►

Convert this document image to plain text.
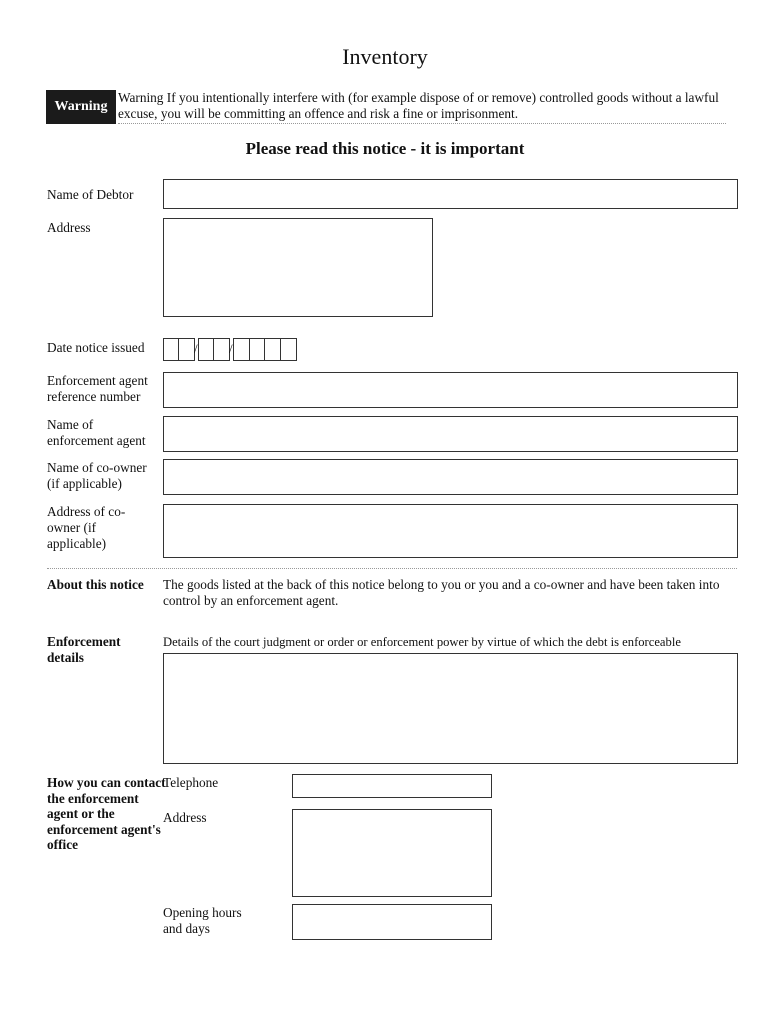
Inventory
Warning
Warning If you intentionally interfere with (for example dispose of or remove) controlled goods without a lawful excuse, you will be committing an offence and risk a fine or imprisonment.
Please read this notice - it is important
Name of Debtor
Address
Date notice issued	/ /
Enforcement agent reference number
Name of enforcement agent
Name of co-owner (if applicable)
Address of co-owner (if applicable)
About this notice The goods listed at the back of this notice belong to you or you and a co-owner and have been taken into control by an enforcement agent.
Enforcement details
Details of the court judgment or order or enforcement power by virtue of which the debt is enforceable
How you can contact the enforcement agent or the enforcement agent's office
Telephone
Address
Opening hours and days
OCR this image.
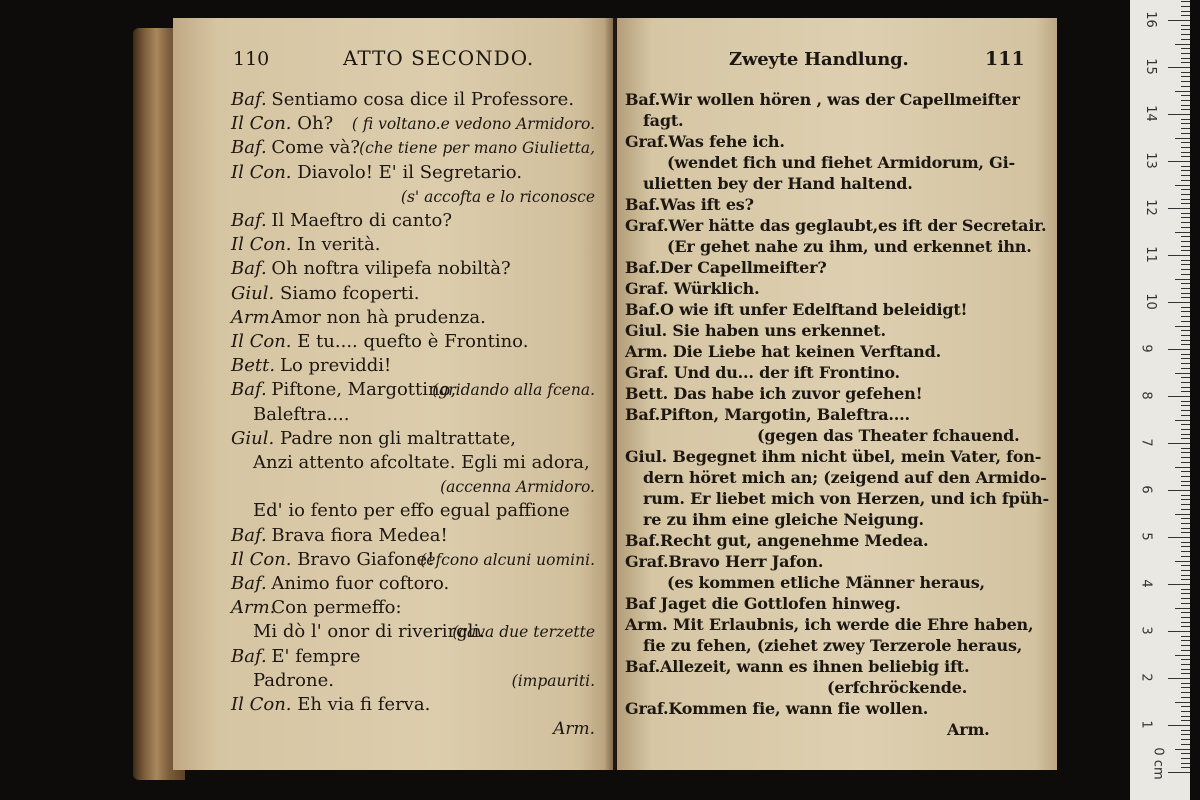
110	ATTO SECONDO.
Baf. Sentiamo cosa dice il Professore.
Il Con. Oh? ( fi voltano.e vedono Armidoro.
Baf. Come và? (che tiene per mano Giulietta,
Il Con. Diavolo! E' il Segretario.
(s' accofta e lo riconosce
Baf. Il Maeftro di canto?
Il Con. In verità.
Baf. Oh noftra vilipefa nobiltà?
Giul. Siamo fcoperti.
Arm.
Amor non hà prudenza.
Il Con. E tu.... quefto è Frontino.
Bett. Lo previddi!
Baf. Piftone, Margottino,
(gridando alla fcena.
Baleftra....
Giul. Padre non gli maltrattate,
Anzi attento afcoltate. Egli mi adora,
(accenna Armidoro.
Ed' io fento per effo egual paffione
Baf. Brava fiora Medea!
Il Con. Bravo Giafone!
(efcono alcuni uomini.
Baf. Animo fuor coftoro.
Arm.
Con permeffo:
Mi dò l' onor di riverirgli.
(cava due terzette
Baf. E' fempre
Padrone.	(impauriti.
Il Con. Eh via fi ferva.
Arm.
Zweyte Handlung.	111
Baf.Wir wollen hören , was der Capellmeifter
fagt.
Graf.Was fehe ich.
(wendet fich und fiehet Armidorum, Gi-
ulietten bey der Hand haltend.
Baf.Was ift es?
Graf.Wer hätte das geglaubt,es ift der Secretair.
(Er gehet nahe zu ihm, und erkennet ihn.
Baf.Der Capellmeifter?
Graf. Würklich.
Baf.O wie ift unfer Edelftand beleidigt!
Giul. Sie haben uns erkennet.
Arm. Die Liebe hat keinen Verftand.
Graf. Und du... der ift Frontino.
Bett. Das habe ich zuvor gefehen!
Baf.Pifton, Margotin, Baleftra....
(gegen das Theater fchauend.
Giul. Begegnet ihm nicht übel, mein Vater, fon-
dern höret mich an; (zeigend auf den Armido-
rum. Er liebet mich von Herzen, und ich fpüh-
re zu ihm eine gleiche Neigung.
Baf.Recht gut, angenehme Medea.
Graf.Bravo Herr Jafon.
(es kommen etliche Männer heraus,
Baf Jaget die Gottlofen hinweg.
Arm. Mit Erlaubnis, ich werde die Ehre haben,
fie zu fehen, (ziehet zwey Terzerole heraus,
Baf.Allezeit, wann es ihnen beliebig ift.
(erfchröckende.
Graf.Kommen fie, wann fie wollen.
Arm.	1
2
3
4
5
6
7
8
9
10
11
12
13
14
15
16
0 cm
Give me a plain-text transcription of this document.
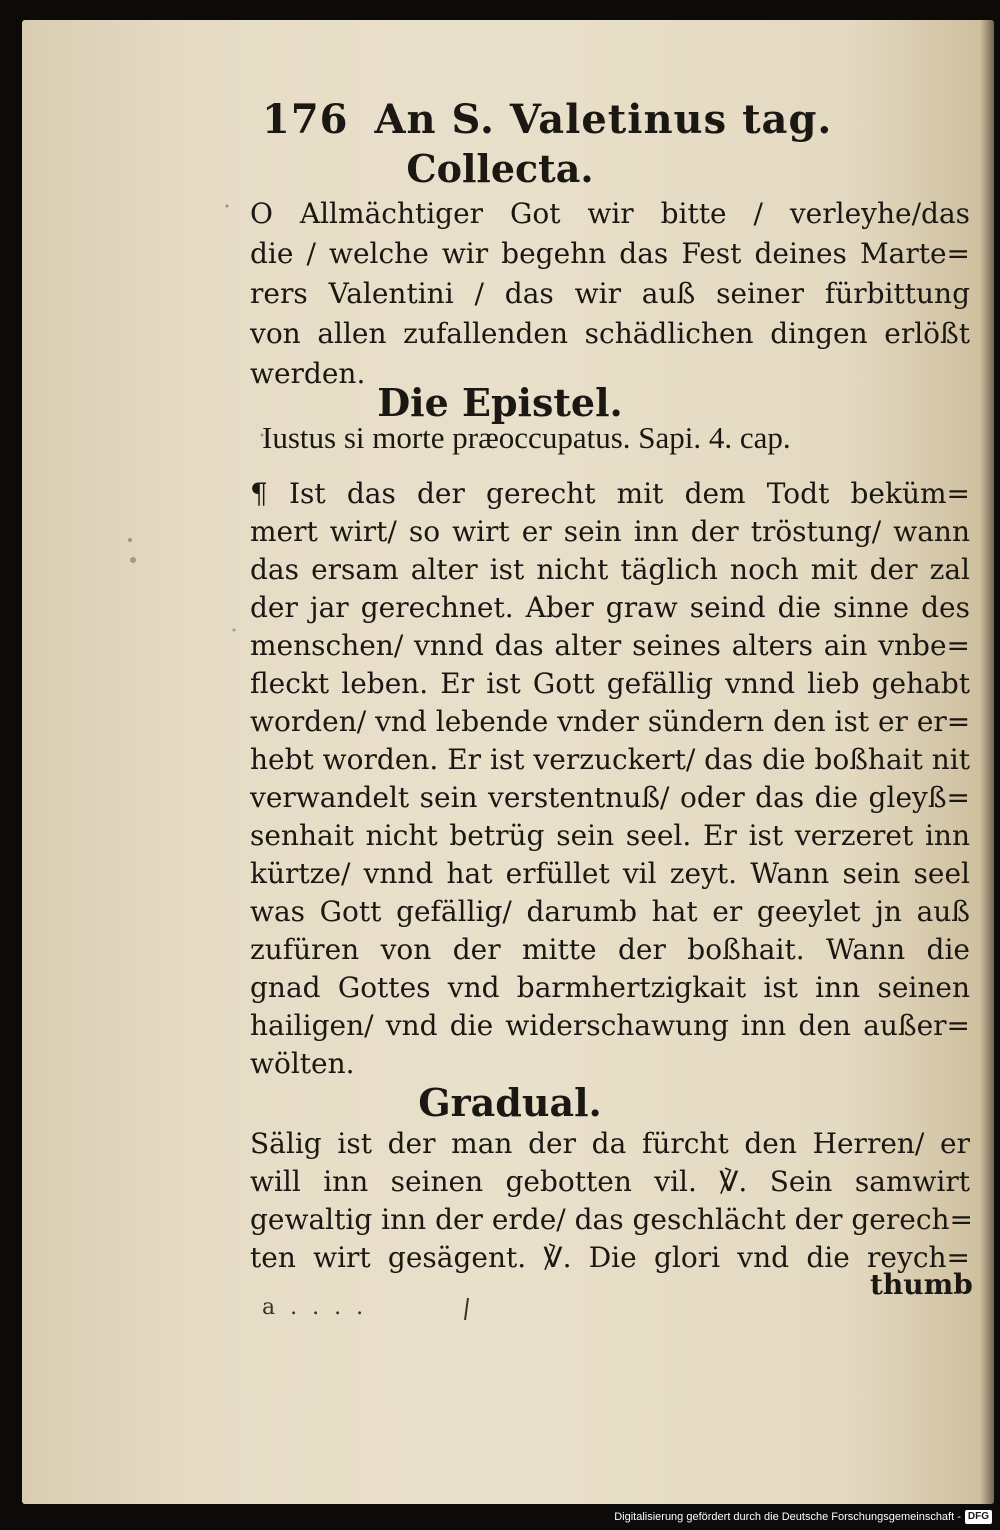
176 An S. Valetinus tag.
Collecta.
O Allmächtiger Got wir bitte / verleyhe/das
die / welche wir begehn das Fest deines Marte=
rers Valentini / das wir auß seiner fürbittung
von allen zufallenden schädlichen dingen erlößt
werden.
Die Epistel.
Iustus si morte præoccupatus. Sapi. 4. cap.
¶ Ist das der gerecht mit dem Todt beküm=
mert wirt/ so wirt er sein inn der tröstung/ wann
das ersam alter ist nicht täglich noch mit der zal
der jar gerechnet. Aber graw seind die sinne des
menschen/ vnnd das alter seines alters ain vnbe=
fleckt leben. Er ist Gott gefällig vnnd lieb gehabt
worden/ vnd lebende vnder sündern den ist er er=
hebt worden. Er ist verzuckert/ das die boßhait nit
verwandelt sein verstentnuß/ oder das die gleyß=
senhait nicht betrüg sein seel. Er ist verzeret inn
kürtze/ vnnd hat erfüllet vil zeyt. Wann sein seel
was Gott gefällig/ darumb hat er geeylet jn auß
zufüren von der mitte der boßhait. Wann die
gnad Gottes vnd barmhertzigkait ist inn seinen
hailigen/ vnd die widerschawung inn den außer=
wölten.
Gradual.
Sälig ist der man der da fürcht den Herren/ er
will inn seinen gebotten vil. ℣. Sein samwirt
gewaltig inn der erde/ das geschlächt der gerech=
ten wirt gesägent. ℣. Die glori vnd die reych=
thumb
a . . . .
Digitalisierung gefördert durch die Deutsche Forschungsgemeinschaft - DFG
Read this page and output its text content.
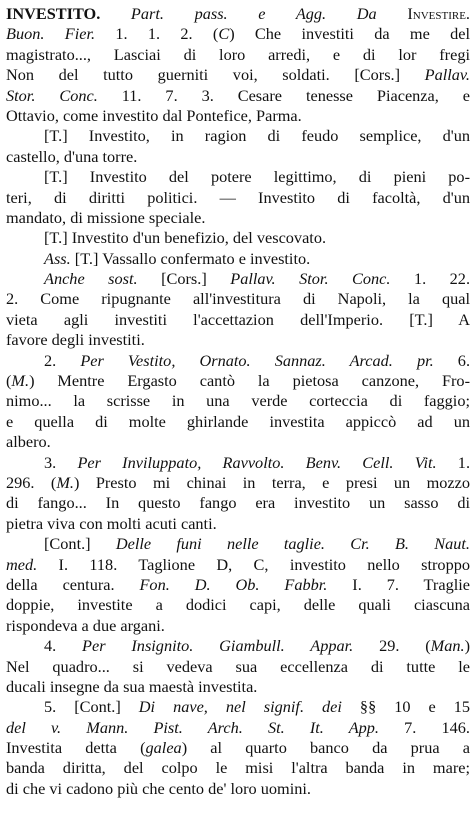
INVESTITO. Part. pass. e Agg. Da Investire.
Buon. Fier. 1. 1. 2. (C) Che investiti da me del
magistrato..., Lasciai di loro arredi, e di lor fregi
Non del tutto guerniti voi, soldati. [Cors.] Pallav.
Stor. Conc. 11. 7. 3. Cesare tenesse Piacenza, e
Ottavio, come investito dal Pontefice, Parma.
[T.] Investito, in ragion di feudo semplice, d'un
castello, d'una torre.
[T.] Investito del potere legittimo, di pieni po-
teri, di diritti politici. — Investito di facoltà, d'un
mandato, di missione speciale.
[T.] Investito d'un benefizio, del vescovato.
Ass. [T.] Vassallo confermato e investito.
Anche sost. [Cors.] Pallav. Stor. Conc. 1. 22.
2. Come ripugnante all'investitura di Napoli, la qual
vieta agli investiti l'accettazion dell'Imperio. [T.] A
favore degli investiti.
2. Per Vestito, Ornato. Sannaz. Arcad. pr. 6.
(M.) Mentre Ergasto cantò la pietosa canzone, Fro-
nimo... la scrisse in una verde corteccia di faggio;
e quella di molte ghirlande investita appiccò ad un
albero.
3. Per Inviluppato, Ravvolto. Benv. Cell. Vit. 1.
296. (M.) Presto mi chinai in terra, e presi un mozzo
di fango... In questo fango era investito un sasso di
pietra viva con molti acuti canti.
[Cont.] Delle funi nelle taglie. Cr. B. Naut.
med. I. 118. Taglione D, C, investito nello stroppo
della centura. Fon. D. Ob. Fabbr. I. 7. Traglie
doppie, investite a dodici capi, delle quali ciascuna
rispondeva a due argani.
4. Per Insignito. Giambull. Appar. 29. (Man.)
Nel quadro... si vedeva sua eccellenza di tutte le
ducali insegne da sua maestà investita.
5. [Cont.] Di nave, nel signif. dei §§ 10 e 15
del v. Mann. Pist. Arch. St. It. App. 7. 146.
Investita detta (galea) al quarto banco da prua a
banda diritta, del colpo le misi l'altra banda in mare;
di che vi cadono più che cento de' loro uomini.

◄

#### What the task asks
Work out how many lines of the data above hold the word "investiti", and write only the count.

#### Response to this exercise
3